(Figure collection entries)
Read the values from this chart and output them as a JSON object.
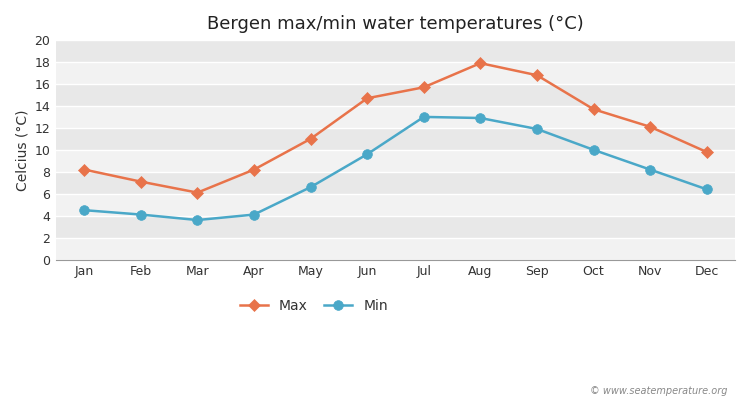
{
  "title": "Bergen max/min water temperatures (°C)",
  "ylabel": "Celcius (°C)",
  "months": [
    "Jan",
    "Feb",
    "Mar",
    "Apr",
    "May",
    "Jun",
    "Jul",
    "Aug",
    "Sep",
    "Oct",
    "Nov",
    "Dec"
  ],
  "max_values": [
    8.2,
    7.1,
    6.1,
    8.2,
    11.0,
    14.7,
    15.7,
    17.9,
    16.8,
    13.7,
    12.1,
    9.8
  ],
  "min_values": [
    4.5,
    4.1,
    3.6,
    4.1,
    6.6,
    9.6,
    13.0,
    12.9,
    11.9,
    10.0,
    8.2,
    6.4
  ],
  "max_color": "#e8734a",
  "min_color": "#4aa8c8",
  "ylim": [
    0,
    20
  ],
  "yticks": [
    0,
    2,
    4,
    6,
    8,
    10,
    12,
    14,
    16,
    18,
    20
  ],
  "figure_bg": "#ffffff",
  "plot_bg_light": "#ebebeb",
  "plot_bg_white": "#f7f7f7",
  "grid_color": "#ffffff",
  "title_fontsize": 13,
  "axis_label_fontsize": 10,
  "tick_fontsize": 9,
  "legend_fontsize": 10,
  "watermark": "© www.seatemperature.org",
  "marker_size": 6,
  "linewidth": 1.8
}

* * *

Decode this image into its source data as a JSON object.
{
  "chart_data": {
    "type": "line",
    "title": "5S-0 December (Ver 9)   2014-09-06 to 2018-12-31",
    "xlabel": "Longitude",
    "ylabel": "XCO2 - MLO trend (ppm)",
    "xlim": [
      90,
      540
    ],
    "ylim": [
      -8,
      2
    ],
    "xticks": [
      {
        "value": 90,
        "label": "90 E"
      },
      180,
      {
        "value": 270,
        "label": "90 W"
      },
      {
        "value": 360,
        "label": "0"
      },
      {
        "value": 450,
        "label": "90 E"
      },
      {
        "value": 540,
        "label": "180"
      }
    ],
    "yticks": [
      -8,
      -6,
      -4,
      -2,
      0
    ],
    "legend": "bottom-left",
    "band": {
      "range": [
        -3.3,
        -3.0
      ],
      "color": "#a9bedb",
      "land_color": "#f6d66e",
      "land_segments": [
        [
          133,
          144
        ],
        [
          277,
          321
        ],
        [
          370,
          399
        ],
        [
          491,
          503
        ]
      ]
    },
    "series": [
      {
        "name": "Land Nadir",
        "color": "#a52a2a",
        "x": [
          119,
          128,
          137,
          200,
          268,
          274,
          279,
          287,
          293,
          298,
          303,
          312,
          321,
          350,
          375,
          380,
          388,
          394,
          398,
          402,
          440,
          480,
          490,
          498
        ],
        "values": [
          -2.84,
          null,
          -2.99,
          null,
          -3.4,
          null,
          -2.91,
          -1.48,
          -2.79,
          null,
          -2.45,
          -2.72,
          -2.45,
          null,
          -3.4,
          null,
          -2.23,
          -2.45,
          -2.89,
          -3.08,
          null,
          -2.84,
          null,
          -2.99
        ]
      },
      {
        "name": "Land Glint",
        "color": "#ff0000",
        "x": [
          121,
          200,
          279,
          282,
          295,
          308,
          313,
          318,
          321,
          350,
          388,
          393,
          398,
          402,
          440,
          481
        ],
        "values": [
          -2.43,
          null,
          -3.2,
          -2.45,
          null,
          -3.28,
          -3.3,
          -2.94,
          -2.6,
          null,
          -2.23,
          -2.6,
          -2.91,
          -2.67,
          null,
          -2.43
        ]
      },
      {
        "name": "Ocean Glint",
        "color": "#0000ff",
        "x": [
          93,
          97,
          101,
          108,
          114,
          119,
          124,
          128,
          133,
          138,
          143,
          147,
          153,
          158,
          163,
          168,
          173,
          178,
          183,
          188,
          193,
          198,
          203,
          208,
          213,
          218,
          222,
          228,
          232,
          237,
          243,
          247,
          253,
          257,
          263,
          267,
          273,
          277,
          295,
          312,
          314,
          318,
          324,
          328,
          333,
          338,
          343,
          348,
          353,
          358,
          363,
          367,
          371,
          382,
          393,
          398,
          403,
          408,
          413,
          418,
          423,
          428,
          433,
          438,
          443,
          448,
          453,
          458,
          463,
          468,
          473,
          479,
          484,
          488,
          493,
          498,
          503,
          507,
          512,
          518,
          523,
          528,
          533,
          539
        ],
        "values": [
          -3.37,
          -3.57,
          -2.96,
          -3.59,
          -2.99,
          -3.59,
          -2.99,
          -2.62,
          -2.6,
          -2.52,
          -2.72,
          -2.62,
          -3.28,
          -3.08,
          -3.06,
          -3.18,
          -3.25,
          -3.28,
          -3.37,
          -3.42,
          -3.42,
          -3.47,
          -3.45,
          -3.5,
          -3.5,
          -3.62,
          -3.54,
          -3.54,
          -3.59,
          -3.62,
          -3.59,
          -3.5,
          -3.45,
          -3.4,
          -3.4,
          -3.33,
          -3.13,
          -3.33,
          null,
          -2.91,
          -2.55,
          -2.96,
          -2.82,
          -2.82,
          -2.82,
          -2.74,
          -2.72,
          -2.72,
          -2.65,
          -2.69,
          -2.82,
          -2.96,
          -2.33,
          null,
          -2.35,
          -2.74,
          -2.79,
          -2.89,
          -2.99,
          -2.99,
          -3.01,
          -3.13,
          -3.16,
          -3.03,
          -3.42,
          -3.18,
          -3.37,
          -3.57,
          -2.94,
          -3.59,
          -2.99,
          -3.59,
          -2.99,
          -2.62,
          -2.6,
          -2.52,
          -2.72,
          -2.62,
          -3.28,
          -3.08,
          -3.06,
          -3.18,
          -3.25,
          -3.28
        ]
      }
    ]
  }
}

> EXERCISE TASK: Locate the string "object" in the listing above and copy every line where it occurs.

> EXPECTED OUTPUT:
Read the values from this chart and output them as a JSON object.
Decode this image into its source data as a JSON object.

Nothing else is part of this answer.